* **Source material**
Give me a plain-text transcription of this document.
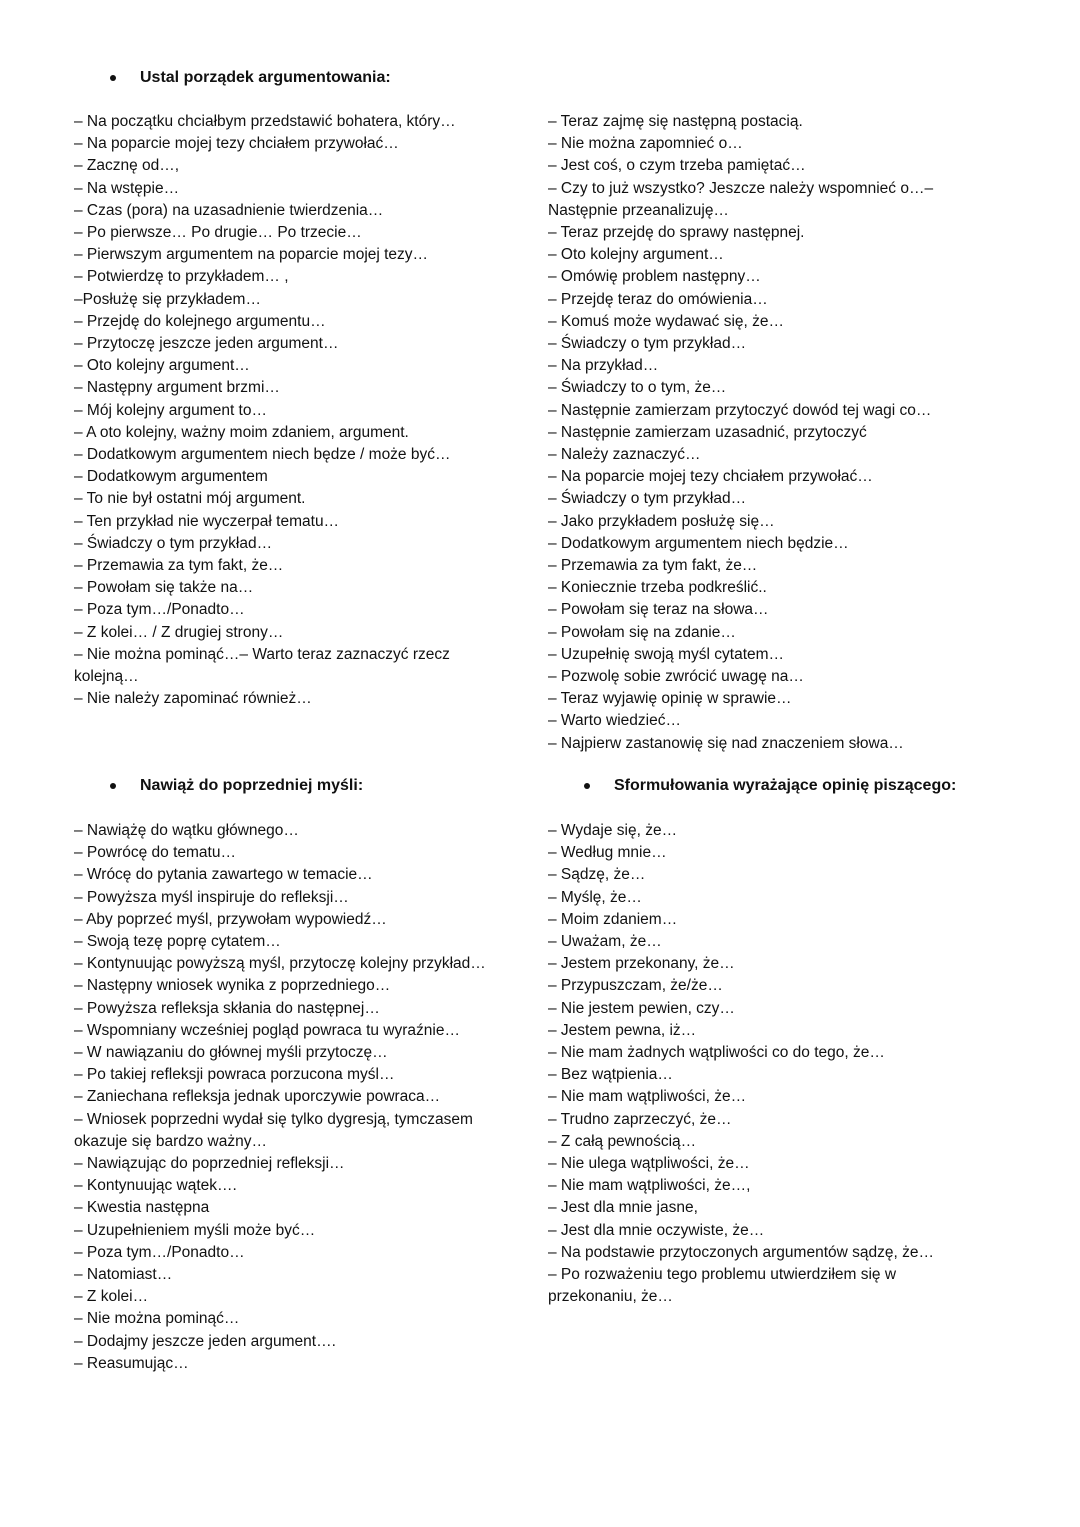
Ustal porządek argumentowania:
– Na początku chciałbym przedstawić bohatera, który…
– Na poparcie mojej tezy chciałem przywołać…
– Zacznę od…,
– Na wstępie…
– Czas (pora) na uzasadnienie twierdzenia…
– Po pierwsze… Po drugie… Po trzecie…
– Pierwszym argumentem na poparcie mojej tezy…
– Potwierdzę to przykładem… ,
–Posłużę się przykładem…
– Przejdę do kolejnego argumentu…
– Przytoczę jeszcze jeden argument…
– Oto kolejny argument…
– Następny argument brzmi…
– Mój kolejny argument to…
– A oto kolejny, ważny moim zdaniem, argument.
– Dodatkowym argumentem niech będze / może być…
– Dodatkowym argumentem
– To nie był ostatni mój argument.
– Ten przykład nie wyczerpał tematu…
– Świadczy o tym przykład…
– Przemawia za tym fakt, że…
– Powołam się także na…
– Poza tym…/Ponadto…
– Z kolei… / Z drugiej strony…
– Nie można pominąć…– Warto teraz zaznaczyć rzecz
kolejną…
– Nie należy zapominać również…
– Teraz zajmę się następną postacią.
– Nie można zapomnieć o…
– Jest coś, o czym trzeba pamiętać…
– Czy to już wszystko? Jeszcze należy wspomnieć o…–
Następnie przeanalizuję…
– Teraz przejdę do sprawy następnej.
– Oto kolejny argument…
– Omówię problem następny…
– Przejdę teraz do omówienia…
– Komuś może wydawać się, że…
– Świadczy o tym przykład…
– Na przykład…
– Świadczy to o tym, że…
– Następnie zamierzam przytoczyć dowód tej wagi co…
– Następnie zamierzam uzasadnić, przytoczyć
– Należy zaznaczyć…
– Na poparcie mojej tezy chciałem przywołać…
– Świadczy o tym przykład…
– Jako przykładem posłużę się…
– Dodatkowym argumentem niech będzie…
– Przemawia za tym fakt, że…
– Koniecznie trzeba podkreślić..
– Powołam się teraz na słowa…
– Powołam się na zdanie…
– Uzupełnię swoją myśl cytatem…
– Pozwolę sobie zwrócić uwagę na…
– Teraz wyjawię opinię w sprawie…
– Warto wiedzieć…
– Najpierw zastanowię się nad znaczeniem słowa…
Nawiąż do poprzedniej myśli:
– Nawiążę do wątku głównego…
– Powrócę do tematu…
– Wrócę do pytania zawartego w temacie…
– Powyższa myśl inspiruje do refleksji…
– Aby poprzeć myśl, przywołam wypowiedź…
– Swoją tezę poprę cytatem…
– Kontynuując powyższą myśl, przytoczę kolejny przykład…
– Następny wniosek wynika z poprzedniego…
– Powyższa refleksja skłania do następnej…
– Wspomniany wcześniej pogląd powraca tu wyraźnie…
– W nawiązaniu do głównej myśli przytoczę…
– Po takiej refleksji powraca porzucona myśl…
– Zaniechana refleksja jednak uporczywie powraca…
– Wniosek poprzedni wydał się tylko dygresją, tymczasem
okazuje się bardzo ważny…
– Nawiązując do poprzedniej refleksji…
– Kontynuując wątek….
– Kwestia następna
– Uzupełnieniem myśli może być…
– Poza tym…/Ponadto…
– Natomiast…
– Z kolei…
– Nie można pominąć…
– Dodajmy jeszcze jeden argument….
– Reasumując…
Sformułowania wyrażające opinię piszącego:
– Wydaje się, że…
– Według mnie…
– Sądzę, że…
– Myślę, że…
– Moim zdaniem…
– Uważam, że…
– Jestem przekonany, że…
– Przypuszczam, że/że…
– Nie jestem pewien, czy…
– Jestem pewna, iż…
– Nie mam żadnych wątpliwości co do tego, że…
– Bez wątpienia…
– Nie mam wątpliwości, że…
– Trudno zaprzeczyć, że…
– Z całą pewnością…
– Nie ulega wątpliwości, że…
– Nie mam wątpliwości, że…,
– Jest dla mnie jasne,
– Jest dla mnie oczywiste, że…
– Na podstawie przytoczonych argumentów sądzę, że…
– Po rozważeniu tego problemu utwierdziłem się w
przekonaniu, że…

* **What you are asked to do**
The records above must be transcribed exactly. Pictures are left out of the copy.

* **Exercise response**
Give me a plain-text transcription of this document.
Ustal porządek argumentowania:
– Na początku chciałbym przedstawić bohatera, który…
– Na poparcie mojej tezy chciałem przywołać…
– Zacznę od…,
– Na wstępie…
– Czas (pora) na uzasadnienie twierdzenia…
– Po pierwsze… Po drugie… Po trzecie…
– Pierwszym argumentem na poparcie mojej tezy…
– Potwierdzę to przykładem… ,
–Posłużę się przykładem…
– Przejdę do kolejnego argumentu…
– Przytoczę jeszcze jeden argument…
– Oto kolejny argument…
– Następny argument brzmi…
– Mój kolejny argument to…
– A oto kolejny, ważny moim zdaniem, argument.
– Dodatkowym argumentem niech będze / może być…
– Dodatkowym argumentem
– To nie był ostatni mój argument.
– Ten przykład nie wyczerpał tematu…
– Świadczy o tym przykład…
– Przemawia za tym fakt, że…
– Powołam się także na…
– Poza tym…/Ponadto…
– Z kolei… / Z drugiej strony…
– Nie można pominąć…– Warto teraz zaznaczyć rzecz
kolejną…
– Nie należy zapominać również…
– Teraz zajmę się następną postacią.
– Nie można zapomnieć o…
– Jest coś, o czym trzeba pamiętać…
– Czy to już wszystko? Jeszcze należy wspomnieć o…–
Następnie przeanalizuję…
– Teraz przejdę do sprawy następnej.
– Oto kolejny argument…
– Omówię problem następny…
– Przejdę teraz do omówienia…
– Komuś może wydawać się, że…
– Świadczy o tym przykład…
– Na przykład…
– Świadczy to o tym, że…
– Następnie zamierzam przytoczyć dowód tej wagi co…
– Następnie zamierzam uzasadnić, przytoczyć
– Należy zaznaczyć…
– Na poparcie mojej tezy chciałem przywołać…
– Świadczy o tym przykład…
– Jako przykładem posłużę się…
– Dodatkowym argumentem niech będzie…
– Przemawia za tym fakt, że…
– Koniecznie trzeba podkreślić..
– Powołam się teraz na słowa…
– Powołam się na zdanie…
– Uzupełnię swoją myśl cytatem…
– Pozwolę sobie zwrócić uwagę na…
– Teraz wyjawię opinię w sprawie…
– Warto wiedzieć…
– Najpierw zastanowię się nad znaczeniem słowa…
Nawiąż do poprzedniej myśli:
– Nawiążę do wątku głównego…
– Powrócę do tematu…
– Wrócę do pytania zawartego w temacie…
– Powyższa myśl inspiruje do refleksji…
– Aby poprzeć myśl, przywołam wypowiedź…
– Swoją tezę poprę cytatem…
– Kontynuując powyższą myśl, przytoczę kolejny przykład…
– Następny wniosek wynika z poprzedniego…
– Powyższa refleksja skłania do następnej…
– Wspomniany wcześniej pogląd powraca tu wyraźnie…
– W nawiązaniu do głównej myśli przytoczę…
– Po takiej refleksji powraca porzucona myśl…
– Zaniechana refleksja jednak uporczywie powraca…
– Wniosek poprzedni wydał się tylko dygresją, tymczasem
okazuje się bardzo ważny…
– Nawiązując do poprzedniej refleksji…
– Kontynuując wątek….
– Kwestia następna
– Uzupełnieniem myśli może być…
– Poza tym…/Ponadto…
– Natomiast…
– Z kolei…
– Nie można pominąć…
– Dodajmy jeszcze jeden argument….
– Reasumując…
Sformułowania wyrażające opinię piszącego:
– Wydaje się, że…
– Według mnie…
– Sądzę, że…
– Myślę, że…
– Moim zdaniem…
– Uważam, że…
– Jestem przekonany, że…
– Przypuszczam, że/że…
– Nie jestem pewien, czy…
– Jestem pewna, iż…
– Nie mam żadnych wątpliwości co do tego, że…
– Bez wątpienia…
– Nie mam wątpliwości, że…
– Trudno zaprzeczyć, że…
– Z całą pewnością…
– Nie ulega wątpliwości, że…
– Nie mam wątpliwości, że…,
– Jest dla mnie jasne,
– Jest dla mnie oczywiste, że…
– Na podstawie przytoczonych argumentów sądzę, że…
– Po rozważeniu tego problemu utwierdziłem się w
przekonaniu, że…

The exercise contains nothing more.